Supplied information:
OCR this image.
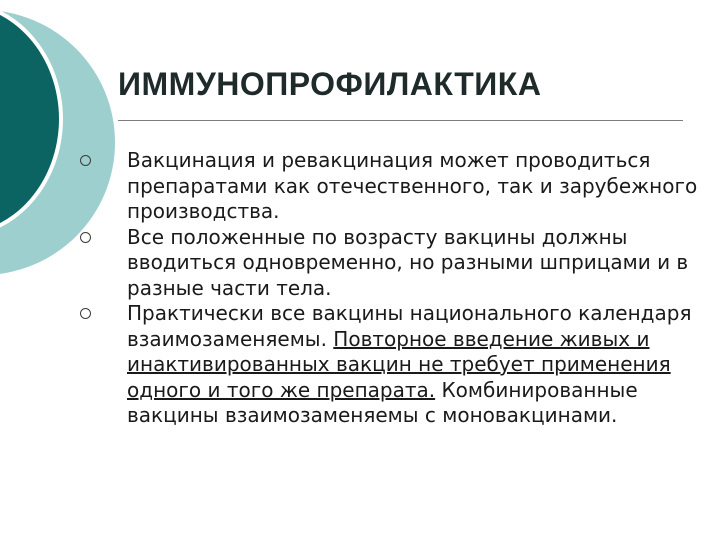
ИММУНОПРОФИЛАКТИКА
Вакцинация и ревакцинация может проводиться препаратами как отечественного, так и зарубежного производства.
Все положенные по возрасту вакцины должны вводиться одновременно, но разными шприцами и в разные части тела.
Практически все вакцины национального календаря взаимозаменяемы. Повторное введение живых и инактивированных вакцин не требует применения одного и того же препарата. Комбинированные вакцины взаимозаменяемы с моновакцинами.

Task objective:
Every line of the material is to be quoted exactly, with no pictures carried over.

Problem solution:
OCR this image.
ИММУНОПРОФИЛАКТИКА
Вакцинация и ревакцинация может проводиться препаратами как отечественного, так и зарубежного производства.
Все положенные по возрасту вакцины должны вводиться одновременно, но разными шприцами и в разные части тела.
Практически все вакцины национального календаря взаимозаменяемы. Повторное введение живых и инактивированных вакцин не требует применения одного и того же препарата. Комбинированные вакцины взаимозаменяемы с моновакцинами.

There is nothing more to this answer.